======== Exercise material
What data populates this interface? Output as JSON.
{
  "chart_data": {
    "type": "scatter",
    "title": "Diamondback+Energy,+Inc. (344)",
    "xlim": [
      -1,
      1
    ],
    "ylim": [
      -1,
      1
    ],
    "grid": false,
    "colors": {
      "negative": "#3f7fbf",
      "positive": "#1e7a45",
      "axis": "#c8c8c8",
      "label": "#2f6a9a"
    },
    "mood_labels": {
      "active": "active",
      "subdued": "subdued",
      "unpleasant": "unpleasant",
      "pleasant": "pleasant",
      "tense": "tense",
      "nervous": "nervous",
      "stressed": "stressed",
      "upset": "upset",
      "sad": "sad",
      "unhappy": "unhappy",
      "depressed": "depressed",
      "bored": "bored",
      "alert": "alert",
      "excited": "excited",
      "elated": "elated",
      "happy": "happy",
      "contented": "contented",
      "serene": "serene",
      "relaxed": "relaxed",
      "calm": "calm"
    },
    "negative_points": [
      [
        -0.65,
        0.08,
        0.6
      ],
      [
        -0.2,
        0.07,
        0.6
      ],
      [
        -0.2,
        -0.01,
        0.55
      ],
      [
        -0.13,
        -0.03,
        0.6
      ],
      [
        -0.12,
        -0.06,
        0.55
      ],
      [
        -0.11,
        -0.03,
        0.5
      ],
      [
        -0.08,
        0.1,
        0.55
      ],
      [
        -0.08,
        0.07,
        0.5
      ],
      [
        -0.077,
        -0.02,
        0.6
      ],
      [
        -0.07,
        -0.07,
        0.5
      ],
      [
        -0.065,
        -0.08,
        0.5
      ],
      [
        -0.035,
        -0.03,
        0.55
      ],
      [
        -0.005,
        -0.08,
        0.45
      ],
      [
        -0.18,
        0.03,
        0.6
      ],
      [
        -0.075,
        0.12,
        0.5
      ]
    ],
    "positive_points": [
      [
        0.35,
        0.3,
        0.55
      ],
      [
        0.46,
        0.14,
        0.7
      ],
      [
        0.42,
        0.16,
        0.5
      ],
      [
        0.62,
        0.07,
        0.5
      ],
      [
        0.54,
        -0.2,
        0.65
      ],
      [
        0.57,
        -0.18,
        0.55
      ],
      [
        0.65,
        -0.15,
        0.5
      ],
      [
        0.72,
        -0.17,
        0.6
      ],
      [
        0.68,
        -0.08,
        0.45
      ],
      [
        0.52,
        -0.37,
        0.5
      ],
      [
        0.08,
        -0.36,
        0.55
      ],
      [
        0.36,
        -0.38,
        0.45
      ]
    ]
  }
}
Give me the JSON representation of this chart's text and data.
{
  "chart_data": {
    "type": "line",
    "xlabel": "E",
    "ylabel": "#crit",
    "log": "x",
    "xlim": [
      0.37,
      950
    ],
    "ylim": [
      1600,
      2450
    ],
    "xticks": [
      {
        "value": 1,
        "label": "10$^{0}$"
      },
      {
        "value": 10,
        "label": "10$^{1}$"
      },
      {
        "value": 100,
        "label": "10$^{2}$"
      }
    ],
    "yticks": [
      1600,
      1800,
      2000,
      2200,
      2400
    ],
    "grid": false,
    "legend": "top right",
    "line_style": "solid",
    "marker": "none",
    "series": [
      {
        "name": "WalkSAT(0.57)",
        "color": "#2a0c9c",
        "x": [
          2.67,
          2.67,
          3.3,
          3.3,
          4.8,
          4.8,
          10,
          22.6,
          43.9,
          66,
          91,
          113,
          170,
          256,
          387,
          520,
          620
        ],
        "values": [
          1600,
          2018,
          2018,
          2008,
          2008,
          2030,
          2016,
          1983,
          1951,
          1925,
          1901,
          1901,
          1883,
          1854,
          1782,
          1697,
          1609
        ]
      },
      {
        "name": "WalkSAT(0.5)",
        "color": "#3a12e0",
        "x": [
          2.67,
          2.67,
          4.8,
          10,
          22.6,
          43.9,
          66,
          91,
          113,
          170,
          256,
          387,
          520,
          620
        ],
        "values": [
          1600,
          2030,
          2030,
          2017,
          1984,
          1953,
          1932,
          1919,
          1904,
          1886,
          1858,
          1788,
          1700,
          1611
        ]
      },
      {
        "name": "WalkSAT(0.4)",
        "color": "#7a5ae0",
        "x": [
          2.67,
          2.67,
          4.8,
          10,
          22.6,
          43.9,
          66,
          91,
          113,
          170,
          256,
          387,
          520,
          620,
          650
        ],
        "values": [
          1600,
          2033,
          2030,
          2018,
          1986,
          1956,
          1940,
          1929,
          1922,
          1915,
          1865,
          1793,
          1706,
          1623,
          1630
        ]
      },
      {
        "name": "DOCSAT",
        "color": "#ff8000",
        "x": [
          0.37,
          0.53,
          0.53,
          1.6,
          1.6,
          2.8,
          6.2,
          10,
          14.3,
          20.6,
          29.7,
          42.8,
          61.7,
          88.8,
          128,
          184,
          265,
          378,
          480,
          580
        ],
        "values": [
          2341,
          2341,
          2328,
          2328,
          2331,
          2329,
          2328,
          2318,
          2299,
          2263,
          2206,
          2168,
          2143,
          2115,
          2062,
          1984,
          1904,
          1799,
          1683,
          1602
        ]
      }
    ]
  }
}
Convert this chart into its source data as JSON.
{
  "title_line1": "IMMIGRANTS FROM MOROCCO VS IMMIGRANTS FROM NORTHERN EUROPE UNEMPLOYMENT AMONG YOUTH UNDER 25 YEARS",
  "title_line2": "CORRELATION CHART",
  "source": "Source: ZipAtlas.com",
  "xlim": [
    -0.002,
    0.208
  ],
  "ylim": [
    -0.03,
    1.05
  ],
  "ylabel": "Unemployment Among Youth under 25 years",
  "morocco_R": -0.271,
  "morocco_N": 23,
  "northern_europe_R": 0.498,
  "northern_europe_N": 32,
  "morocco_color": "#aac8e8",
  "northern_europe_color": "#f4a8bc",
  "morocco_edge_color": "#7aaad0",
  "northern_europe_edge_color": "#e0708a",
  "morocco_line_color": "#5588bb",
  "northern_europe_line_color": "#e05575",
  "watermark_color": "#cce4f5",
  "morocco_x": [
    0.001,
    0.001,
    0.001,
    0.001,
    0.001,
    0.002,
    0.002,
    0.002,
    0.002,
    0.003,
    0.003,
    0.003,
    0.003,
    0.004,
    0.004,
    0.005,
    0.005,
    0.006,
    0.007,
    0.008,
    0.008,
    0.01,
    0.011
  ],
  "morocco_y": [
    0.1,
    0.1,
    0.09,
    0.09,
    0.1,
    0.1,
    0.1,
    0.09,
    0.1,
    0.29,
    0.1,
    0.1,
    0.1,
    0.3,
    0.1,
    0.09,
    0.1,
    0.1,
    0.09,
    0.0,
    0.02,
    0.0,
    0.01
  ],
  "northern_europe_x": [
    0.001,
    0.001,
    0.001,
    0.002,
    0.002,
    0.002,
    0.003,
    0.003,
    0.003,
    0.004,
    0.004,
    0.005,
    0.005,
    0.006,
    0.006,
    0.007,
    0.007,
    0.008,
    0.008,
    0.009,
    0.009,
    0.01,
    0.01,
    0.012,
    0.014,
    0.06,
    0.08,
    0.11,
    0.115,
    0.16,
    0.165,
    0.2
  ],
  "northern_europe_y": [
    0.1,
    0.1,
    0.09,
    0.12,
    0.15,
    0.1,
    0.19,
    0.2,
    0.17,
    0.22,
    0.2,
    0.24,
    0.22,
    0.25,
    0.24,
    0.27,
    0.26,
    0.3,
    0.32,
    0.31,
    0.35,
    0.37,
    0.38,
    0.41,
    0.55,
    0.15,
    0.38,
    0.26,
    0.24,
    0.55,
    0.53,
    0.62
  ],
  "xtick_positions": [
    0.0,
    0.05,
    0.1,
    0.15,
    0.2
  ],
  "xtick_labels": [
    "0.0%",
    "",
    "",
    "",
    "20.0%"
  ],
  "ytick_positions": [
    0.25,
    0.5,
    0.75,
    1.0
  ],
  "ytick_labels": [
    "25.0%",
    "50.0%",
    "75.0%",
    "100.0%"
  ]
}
================
Description of the task >> Out of the material above, select every line that holds the string "JSON".

The output >>
What data populates this interface? Output as JSON.
Give me the JSON representation of this chart's text and data.
Convert this chart into its source data as JSON.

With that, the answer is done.